__WHAT YOU HAVE TO DO__.
Quote every line as written. Omit pictures.

------------------------

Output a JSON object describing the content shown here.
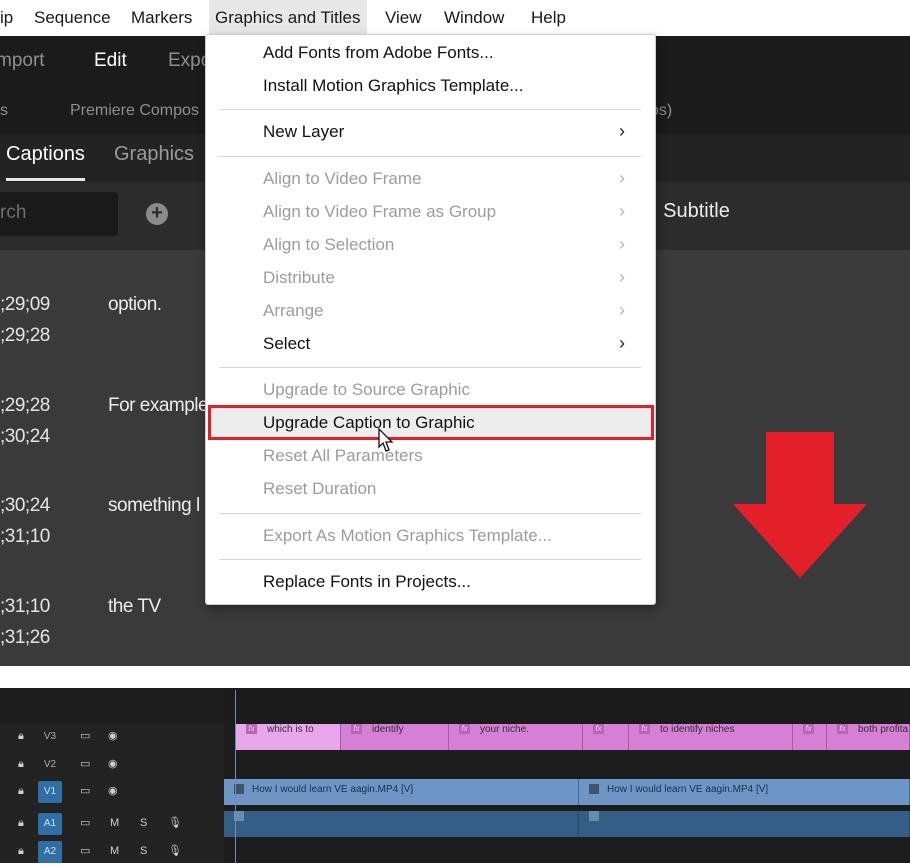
{
  "menubar": {
    "items": [
      "ip",
      "Sequence",
      "Markers",
      "Graphics and Titles",
      "View",
      "Window",
      "Help"
    ]
  },
  "workspace_tabs": [
    "mport",
    "Edit",
    "Expo"
  ],
  "breadcrumbs": [
    "s",
    "Premiere Compos",
    "os)"
  ],
  "panel_tabs": [
    "Captions",
    "Graphics"
  ],
  "search": {
    "placeholder": "rch"
  },
  "track_label": ": Subtitle",
  "captions": [
    {
      "tc_in": ";29;09",
      "tc_out": ";29;28",
      "text": "option."
    },
    {
      "tc_in": ";29;28",
      "tc_out": ";30;24",
      "text": "For example"
    },
    {
      "tc_in": ";30;24",
      "tc_out": ";31;10",
      "text": "something l"
    },
    {
      "tc_in": ";31;10",
      "tc_out": ";31;26",
      "text": "the TV"
    }
  ],
  "dropdown": {
    "items": [
      {
        "label": "Add Fonts from Adobe Fonts...",
        "enabled": true,
        "submenu": false
      },
      {
        "label": "Install Motion Graphics Template...",
        "enabled": true,
        "submenu": false
      },
      {
        "label": "New Layer",
        "enabled": true,
        "submenu": true
      },
      {
        "label": "Align to Video Frame",
        "enabled": false,
        "submenu": true
      },
      {
        "label": "Align to Video Frame as Group",
        "enabled": false,
        "submenu": true
      },
      {
        "label": "Align to Selection",
        "enabled": false,
        "submenu": true
      },
      {
        "label": "Distribute",
        "enabled": false,
        "submenu": true
      },
      {
        "label": "Arrange",
        "enabled": false,
        "submenu": true
      },
      {
        "label": "Select",
        "enabled": true,
        "submenu": true
      },
      {
        "label": "Upgrade to Source Graphic",
        "enabled": false,
        "submenu": false
      },
      {
        "label": "Upgrade Caption to Graphic",
        "enabled": true,
        "submenu": false,
        "highlighted": true
      },
      {
        "label": "Reset All Parameters",
        "enabled": false,
        "submenu": false
      },
      {
        "label": "Reset Duration",
        "enabled": false,
        "submenu": false
      },
      {
        "label": "Export As Motion Graphics Template...",
        "enabled": false,
        "submenu": false
      },
      {
        "label": "Replace Fonts in Projects...",
        "enabled": true,
        "submenu": false
      }
    ]
  },
  "timeline": {
    "tracks": [
      {
        "label": "V3",
        "selected": false
      },
      {
        "label": "V2",
        "selected": false
      },
      {
        "label": "V1",
        "selected": true
      },
      {
        "label": "A1",
        "selected": true
      },
      {
        "label": "A2",
        "selected": true
      }
    ],
    "track_buttons": {
      "mute": "M",
      "solo": "S"
    },
    "graphic_clips": [
      "which is to",
      "identify",
      "your niche.",
      "",
      "to identify niches",
      "",
      "both profita"
    ],
    "video_clips": [
      "How I would learn VE aagin.MP4 [V]",
      "How I would learn VE aagin.MP4 [V]"
    ]
  },
  "colors": {
    "highlight_box": "#e3202a",
    "arrow": "#e3202a",
    "graphic_clip": "#d57fd6",
    "video_clip": "#6d96c7",
    "audio_clip": "#345e86"
  }
}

------------------------

__IN RESPONSE__.
Output a JSON object describing the content shown here.
{
  "menubar": {
    "items": [
      "ip",
      "Sequence",
      "Markers",
      "Graphics and Titles",
      "View",
      "Window",
      "Help"
    ]
  },
  "workspace_tabs": [
    "mport",
    "Edit",
    "Expo"
  ],
  "breadcrumbs": [
    "s",
    "Premiere Compos",
    "os)"
  ],
  "panel_tabs": [
    "Captions",
    "Graphics"
  ],
  "search": {
    "placeholder": "rch"
  },
  "track_label": ": Subtitle",
  "captions": [
    {
      "tc_in": ";29;09",
      "tc_out": ";29;28",
      "text": "option."
    },
    {
      "tc_in": ";29;28",
      "tc_out": ";30;24",
      "text": "For example"
    },
    {
      "tc_in": ";30;24",
      "tc_out": ";31;10",
      "text": "something l"
    },
    {
      "tc_in": ";31;10",
      "tc_out": ";31;26",
      "text": "the TV"
    }
  ],
  "dropdown": {
    "items": [
      {
        "label": "Add Fonts from Adobe Fonts...",
        "enabled": true,
        "submenu": false
      },
      {
        "label": "Install Motion Graphics Template...",
        "enabled": true,
        "submenu": false
      },
      {
        "label": "New Layer",
        "enabled": true,
        "submenu": true
      },
      {
        "label": "Align to Video Frame",
        "enabled": false,
        "submenu": true
      },
      {
        "label": "Align to Video Frame as Group",
        "enabled": false,
        "submenu": true
      },
      {
        "label": "Align to Selection",
        "enabled": false,
        "submenu": true
      },
      {
        "label": "Distribute",
        "enabled": false,
        "submenu": true
      },
      {
        "label": "Arrange",
        "enabled": false,
        "submenu": true
      },
      {
        "label": "Select",
        "enabled": true,
        "submenu": true
      },
      {
        "label": "Upgrade to Source Graphic",
        "enabled": false,
        "submenu": false
      },
      {
        "label": "Upgrade Caption to Graphic",
        "enabled": true,
        "submenu": false,
        "highlighted": true
      },
      {
        "label": "Reset All Parameters",
        "enabled": false,
        "submenu": false
      },
      {
        "label": "Reset Duration",
        "enabled": false,
        "submenu": false
      },
      {
        "label": "Export As Motion Graphics Template...",
        "enabled": false,
        "submenu": false
      },
      {
        "label": "Replace Fonts in Projects...",
        "enabled": true,
        "submenu": false
      }
    ]
  },
  "timeline": {
    "tracks": [
      {
        "label": "V3",
        "selected": false
      },
      {
        "label": "V2",
        "selected": false
      },
      {
        "label": "V1",
        "selected": true
      },
      {
        "label": "A1",
        "selected": true
      },
      {
        "label": "A2",
        "selected": true
      }
    ],
    "track_buttons": {
      "mute": "M",
      "solo": "S"
    },
    "graphic_clips": [
      "which is to",
      "identify",
      "your niche.",
      "",
      "to identify niches",
      "",
      "both profita"
    ],
    "video_clips": [
      "How I would learn VE aagin.MP4 [V]",
      "How I would learn VE aagin.MP4 [V]"
    ]
  },
  "colors": {
    "highlight_box": "#e3202a",
    "arrow": "#e3202a",
    "graphic_clip": "#d57fd6",
    "video_clip": "#6d96c7",
    "audio_clip": "#345e86"
  }
}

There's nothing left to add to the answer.